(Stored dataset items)
****************************************

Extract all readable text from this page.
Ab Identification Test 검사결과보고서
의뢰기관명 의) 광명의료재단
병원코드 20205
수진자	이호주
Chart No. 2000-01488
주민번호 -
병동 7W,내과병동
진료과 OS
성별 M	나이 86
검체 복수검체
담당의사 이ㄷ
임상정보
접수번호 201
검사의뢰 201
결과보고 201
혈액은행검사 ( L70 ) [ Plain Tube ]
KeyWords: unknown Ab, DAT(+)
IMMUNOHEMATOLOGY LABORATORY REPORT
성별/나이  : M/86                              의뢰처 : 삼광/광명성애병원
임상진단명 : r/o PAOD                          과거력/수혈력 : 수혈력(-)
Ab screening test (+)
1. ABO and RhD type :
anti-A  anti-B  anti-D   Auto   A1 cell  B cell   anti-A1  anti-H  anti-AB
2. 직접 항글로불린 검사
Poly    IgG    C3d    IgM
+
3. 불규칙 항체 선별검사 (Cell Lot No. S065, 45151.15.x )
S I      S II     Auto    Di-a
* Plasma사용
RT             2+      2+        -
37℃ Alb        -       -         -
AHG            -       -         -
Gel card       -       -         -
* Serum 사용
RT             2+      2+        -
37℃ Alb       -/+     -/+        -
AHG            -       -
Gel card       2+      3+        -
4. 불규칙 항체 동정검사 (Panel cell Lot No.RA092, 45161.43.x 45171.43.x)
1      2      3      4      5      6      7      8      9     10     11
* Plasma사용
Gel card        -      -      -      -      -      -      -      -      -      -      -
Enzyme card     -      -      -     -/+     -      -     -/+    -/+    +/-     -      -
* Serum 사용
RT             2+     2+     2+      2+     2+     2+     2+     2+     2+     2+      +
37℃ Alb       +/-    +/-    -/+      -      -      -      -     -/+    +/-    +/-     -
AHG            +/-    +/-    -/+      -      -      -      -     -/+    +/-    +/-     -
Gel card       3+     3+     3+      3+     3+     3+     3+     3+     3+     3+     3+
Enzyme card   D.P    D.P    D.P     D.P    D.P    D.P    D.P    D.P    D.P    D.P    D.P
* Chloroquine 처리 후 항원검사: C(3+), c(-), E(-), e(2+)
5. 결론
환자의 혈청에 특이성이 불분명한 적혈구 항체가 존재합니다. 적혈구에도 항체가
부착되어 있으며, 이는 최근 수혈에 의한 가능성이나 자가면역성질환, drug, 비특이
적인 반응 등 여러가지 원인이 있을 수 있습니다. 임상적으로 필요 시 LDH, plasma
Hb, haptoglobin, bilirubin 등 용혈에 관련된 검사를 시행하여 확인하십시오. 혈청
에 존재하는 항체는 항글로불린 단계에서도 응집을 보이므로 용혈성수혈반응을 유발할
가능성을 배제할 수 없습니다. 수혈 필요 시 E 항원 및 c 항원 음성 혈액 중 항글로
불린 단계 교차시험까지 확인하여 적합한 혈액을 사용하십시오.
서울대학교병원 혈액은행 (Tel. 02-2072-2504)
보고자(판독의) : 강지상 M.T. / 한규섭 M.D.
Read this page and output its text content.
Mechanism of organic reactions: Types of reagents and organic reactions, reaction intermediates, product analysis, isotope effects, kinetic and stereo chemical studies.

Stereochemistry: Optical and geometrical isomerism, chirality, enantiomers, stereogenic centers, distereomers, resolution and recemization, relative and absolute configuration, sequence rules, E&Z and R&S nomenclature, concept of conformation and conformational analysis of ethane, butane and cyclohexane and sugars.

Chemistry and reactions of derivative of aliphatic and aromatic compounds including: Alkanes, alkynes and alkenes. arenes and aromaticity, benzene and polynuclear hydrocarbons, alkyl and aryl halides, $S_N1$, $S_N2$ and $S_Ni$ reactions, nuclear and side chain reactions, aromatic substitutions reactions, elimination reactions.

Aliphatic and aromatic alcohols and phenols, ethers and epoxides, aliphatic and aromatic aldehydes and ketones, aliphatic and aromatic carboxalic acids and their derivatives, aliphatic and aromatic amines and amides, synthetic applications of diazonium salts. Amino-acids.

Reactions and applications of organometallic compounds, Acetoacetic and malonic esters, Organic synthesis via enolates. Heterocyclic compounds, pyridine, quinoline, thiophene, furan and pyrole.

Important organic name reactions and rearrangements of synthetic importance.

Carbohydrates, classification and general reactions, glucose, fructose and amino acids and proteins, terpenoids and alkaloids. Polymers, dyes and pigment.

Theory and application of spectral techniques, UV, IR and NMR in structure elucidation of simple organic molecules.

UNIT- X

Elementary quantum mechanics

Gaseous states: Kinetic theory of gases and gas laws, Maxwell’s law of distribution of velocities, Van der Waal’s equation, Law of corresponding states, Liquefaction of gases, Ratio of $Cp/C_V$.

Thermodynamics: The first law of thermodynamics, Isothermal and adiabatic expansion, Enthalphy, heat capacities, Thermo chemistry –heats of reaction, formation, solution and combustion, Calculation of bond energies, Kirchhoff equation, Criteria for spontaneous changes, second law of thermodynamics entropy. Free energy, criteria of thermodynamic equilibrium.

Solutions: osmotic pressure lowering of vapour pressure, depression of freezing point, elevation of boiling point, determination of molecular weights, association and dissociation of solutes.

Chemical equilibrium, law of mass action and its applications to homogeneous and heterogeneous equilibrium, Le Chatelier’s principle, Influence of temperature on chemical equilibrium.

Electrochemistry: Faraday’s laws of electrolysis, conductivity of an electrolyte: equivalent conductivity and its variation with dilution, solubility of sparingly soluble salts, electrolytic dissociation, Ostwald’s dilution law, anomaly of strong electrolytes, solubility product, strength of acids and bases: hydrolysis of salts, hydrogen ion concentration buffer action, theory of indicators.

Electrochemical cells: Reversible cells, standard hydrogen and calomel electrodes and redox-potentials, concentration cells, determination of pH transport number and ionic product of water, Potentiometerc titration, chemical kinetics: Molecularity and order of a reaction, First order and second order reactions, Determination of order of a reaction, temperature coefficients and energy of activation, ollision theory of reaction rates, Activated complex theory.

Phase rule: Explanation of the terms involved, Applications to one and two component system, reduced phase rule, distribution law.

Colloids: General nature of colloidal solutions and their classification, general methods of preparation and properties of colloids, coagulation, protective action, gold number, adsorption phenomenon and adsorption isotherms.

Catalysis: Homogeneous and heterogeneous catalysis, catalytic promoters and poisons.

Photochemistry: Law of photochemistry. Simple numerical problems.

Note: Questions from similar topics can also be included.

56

****************************************

How to complete this task →
Return each full line of the entries that contains the word "energy".

Response below →
Thermodynamics: The first law of thermodynamics, Isothermal and adiabatic expansion, Enthalphy, heat capacities, Thermo chemistry –heats of reaction, formation, solution and combustion, Calculation of bond energies, Kirchhoff equation, Criteria for spontaneous changes, second law of thermodynamics entropy. Free energy, criteria of thermodynamic equilibrium.
Electrochemical cells: Reversible cells, standard hydrogen and calomel electrodes and redox-potentials, concentration cells, determination of pH transport number and ionic product of water, Potentiometerc titration, chemical kinetics: Molecularity and order of a reaction, First order and second order reactions, Determination of order of a reaction, temperature coefficients and energy of activation, ollision theory of reaction rates, Activated complex theory.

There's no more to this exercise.